*THE REQUEST:* Every line below that mentions the word "devez" should be copied out.

*DATA PROVIDED:*
----
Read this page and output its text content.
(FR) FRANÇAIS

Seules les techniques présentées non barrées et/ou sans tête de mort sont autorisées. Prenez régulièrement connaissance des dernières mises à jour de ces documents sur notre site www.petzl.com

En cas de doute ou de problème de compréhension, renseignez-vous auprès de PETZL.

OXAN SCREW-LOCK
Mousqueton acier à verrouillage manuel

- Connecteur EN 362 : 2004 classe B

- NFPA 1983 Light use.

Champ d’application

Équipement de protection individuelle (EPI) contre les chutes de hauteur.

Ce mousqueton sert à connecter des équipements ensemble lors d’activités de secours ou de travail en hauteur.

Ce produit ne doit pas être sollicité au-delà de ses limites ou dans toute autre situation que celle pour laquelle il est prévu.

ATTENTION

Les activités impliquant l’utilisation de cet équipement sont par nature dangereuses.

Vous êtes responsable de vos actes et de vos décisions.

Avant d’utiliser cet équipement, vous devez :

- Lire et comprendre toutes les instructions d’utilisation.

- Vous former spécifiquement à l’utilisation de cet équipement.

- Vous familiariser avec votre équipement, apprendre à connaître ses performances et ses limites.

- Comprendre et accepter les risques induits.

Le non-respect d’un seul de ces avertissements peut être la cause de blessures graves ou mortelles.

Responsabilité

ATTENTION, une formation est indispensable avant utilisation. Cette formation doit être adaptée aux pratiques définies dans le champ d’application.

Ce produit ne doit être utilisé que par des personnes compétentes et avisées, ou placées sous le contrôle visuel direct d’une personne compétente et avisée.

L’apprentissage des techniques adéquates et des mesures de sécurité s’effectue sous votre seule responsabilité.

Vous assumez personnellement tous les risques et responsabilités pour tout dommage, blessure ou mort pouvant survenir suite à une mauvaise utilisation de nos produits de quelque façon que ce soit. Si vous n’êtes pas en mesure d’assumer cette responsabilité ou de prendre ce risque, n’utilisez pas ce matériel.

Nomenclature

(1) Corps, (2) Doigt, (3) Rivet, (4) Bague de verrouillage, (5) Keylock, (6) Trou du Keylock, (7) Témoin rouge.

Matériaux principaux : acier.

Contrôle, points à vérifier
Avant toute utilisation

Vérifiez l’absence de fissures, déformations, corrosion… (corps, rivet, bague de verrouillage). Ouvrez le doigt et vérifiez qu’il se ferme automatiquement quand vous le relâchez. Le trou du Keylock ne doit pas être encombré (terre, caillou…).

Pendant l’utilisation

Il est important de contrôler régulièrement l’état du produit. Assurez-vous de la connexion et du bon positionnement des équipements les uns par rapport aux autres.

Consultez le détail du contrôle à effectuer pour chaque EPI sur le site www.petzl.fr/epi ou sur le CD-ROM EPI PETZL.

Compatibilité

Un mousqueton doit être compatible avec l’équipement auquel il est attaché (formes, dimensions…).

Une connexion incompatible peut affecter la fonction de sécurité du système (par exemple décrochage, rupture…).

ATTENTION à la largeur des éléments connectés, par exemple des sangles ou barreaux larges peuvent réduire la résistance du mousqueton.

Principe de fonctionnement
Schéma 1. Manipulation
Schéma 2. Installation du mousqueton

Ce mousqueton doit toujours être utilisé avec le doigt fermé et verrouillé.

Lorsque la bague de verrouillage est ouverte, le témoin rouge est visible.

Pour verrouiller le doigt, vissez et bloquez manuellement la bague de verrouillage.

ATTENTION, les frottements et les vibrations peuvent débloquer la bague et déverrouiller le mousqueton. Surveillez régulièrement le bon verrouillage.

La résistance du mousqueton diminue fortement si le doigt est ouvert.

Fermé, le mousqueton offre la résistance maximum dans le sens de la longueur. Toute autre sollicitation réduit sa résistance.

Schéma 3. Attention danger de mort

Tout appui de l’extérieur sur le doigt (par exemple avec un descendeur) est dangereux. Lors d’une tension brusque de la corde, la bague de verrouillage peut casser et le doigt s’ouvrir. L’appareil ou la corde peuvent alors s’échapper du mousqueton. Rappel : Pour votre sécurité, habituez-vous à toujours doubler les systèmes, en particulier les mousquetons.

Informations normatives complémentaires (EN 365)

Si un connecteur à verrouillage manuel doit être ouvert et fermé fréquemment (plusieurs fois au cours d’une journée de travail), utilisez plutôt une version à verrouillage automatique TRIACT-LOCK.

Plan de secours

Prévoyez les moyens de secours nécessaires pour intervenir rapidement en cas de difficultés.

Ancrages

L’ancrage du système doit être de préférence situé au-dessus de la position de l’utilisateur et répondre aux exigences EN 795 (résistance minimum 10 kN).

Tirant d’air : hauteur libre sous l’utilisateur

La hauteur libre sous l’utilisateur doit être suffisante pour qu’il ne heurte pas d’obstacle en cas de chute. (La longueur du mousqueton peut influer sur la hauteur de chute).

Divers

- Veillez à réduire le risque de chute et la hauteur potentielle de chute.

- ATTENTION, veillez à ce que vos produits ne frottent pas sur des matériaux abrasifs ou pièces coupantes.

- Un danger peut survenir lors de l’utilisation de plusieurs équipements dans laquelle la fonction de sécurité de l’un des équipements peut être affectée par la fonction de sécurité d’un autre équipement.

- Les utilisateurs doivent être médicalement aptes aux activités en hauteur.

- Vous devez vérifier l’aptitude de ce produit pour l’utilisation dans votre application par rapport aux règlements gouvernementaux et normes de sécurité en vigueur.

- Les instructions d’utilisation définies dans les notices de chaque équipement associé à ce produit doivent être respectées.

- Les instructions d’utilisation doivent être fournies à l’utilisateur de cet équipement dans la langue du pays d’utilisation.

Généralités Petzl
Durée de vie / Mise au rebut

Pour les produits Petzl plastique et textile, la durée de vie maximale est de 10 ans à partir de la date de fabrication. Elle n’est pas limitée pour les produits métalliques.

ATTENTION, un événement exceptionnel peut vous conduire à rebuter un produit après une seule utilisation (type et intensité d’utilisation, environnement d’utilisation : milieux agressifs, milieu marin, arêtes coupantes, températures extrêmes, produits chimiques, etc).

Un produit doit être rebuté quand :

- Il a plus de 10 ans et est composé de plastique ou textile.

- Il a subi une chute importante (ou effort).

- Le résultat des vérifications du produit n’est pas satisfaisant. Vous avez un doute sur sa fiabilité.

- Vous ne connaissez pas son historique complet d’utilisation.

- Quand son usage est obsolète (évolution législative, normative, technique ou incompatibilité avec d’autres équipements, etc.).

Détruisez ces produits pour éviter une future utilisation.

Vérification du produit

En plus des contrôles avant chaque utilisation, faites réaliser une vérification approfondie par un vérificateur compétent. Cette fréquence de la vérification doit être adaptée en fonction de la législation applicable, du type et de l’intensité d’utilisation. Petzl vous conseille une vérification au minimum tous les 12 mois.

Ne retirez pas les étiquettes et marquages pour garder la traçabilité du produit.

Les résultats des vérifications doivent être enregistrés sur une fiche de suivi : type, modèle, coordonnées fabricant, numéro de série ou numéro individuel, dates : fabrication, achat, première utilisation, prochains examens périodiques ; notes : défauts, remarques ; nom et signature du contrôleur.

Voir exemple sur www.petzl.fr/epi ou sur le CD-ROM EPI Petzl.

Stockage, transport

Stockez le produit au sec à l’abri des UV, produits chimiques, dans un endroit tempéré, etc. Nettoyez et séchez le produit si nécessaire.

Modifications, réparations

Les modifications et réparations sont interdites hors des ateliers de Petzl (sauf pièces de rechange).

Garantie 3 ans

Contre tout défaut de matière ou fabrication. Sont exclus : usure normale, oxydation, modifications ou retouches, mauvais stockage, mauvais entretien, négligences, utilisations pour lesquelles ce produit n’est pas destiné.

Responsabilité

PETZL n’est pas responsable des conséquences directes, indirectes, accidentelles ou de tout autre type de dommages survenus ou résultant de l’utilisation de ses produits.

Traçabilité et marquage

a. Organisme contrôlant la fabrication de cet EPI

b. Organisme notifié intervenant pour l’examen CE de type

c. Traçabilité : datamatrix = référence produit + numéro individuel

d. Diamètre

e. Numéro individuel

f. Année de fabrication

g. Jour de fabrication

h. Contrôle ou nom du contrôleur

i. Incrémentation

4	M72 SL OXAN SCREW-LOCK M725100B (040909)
----
*TASK ANSWER:*
Avant d’utiliser cet équipement, vous devez :
- Vous devez vérifier l’aptitude de ce produit pour l’utilisation dans votre application par rapport aux règlements gouvernementaux et normes de sécurité en vigueur.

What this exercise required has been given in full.